* WHAT YOU NEED TO DO: Check every line of the entries below for the word "Florida", and copy the ones that have it.

++++ THE DATA

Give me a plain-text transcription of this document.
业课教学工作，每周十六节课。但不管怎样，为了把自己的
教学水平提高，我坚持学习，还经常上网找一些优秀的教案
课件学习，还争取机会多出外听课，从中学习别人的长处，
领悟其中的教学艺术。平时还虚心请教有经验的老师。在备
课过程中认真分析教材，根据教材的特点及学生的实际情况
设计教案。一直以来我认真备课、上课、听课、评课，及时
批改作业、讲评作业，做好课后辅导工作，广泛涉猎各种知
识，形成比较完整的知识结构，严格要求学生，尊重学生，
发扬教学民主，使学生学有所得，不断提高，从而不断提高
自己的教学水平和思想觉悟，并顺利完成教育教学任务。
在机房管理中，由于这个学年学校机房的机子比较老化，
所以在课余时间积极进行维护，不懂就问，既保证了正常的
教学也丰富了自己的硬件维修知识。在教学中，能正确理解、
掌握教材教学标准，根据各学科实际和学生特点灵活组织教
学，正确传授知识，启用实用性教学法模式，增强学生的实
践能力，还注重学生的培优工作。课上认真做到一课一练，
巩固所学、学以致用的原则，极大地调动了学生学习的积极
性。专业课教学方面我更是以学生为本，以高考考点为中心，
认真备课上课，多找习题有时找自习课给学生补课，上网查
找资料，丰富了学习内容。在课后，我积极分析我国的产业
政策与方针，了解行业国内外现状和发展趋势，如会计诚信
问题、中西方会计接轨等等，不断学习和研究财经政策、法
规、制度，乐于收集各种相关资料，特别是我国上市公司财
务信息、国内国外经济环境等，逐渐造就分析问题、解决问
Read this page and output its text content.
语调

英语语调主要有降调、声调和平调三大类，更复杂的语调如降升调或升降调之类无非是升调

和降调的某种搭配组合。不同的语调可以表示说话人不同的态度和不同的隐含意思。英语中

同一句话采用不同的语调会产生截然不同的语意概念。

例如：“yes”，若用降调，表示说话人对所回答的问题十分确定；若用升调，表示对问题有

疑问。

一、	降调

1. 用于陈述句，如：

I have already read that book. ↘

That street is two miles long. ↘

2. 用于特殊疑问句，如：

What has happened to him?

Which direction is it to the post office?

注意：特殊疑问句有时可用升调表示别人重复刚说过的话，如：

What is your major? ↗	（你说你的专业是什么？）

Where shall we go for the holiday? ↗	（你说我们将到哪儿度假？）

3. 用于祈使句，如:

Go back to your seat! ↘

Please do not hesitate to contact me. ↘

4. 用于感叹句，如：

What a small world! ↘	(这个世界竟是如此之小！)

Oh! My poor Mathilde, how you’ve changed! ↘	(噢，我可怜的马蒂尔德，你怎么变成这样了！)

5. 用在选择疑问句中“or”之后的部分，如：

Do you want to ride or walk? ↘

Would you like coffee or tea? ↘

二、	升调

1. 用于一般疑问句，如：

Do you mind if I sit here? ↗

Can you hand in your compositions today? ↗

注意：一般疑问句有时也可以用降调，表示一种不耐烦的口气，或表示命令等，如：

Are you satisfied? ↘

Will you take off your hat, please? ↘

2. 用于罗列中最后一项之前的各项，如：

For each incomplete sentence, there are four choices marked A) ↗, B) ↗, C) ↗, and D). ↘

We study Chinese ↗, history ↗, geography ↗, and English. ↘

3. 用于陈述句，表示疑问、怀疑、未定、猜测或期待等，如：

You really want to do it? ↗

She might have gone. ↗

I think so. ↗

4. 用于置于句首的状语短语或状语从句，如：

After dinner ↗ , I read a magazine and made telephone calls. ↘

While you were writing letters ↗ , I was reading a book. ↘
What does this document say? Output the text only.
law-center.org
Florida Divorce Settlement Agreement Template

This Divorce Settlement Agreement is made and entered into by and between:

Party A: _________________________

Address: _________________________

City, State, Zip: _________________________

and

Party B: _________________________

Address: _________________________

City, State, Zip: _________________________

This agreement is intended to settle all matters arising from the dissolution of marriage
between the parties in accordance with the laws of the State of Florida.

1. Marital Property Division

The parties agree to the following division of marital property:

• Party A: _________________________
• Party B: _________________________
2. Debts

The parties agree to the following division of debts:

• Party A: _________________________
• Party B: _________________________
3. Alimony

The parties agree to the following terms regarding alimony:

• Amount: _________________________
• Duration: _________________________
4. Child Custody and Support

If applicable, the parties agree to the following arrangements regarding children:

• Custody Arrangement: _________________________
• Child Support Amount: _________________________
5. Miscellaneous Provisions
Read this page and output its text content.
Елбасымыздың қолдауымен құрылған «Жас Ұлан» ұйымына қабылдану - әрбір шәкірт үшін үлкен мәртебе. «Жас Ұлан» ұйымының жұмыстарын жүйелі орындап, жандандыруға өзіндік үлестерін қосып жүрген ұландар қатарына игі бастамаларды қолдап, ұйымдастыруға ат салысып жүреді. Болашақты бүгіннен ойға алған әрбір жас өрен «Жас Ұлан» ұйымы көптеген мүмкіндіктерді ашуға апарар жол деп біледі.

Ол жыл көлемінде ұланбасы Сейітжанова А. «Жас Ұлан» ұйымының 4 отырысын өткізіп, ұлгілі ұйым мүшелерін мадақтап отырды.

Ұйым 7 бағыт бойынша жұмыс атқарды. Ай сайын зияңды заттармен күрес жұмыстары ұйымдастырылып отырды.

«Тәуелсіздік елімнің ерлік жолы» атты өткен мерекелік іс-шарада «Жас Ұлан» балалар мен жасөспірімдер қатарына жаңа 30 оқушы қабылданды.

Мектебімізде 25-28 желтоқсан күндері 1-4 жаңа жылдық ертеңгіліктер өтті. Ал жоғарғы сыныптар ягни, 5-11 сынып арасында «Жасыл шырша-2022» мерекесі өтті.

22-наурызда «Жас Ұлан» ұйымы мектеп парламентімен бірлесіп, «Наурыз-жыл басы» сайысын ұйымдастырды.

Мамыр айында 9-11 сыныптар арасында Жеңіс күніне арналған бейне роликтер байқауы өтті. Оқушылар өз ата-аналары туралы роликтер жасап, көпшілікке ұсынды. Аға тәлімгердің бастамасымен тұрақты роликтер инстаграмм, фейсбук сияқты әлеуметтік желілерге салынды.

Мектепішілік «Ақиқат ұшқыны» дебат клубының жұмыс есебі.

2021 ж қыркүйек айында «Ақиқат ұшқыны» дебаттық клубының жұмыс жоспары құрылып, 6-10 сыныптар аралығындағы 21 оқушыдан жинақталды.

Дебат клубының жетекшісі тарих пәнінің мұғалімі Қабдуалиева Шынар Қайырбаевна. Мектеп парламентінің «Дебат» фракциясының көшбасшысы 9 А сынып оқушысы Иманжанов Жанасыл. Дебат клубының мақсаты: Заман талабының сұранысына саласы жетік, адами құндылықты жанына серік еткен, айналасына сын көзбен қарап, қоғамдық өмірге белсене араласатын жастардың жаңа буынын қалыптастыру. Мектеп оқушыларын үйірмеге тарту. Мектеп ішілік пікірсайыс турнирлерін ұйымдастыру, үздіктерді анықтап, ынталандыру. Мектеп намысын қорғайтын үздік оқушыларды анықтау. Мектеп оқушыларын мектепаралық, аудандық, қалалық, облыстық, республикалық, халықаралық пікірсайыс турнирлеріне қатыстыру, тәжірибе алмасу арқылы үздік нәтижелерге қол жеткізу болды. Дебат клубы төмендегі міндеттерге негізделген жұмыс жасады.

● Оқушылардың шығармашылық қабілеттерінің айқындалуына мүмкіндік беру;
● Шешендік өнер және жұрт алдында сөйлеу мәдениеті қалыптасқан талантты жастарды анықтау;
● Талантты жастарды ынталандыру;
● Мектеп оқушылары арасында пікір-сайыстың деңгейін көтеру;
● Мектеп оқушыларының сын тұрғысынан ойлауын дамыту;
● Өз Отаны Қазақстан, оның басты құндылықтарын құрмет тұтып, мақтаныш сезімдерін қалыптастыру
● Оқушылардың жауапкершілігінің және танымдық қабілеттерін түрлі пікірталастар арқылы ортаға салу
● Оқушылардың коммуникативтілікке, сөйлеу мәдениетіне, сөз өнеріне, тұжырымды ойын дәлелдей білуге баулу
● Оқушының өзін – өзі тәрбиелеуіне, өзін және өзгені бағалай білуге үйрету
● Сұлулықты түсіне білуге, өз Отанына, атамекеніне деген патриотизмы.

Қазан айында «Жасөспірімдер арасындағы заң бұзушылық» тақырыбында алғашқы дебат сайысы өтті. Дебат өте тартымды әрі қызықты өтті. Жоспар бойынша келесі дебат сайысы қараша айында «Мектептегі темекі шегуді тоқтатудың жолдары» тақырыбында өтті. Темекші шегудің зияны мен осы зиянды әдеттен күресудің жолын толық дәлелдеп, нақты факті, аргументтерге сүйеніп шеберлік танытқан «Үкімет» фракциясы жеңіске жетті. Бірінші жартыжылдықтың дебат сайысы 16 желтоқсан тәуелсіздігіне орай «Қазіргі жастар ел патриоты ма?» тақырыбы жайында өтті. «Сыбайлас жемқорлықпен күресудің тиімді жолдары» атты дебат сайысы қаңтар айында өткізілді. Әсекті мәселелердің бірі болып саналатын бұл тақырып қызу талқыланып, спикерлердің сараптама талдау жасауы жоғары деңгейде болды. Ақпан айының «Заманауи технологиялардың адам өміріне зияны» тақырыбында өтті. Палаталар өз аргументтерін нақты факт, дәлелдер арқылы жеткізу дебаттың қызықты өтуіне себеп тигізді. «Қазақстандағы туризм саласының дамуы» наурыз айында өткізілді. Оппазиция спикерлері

++++++++

* SOLUTION TO THIS TASK:
Florida Divorce Settlement Agreement Template
between the parties in accordance with the laws of the State of Florida.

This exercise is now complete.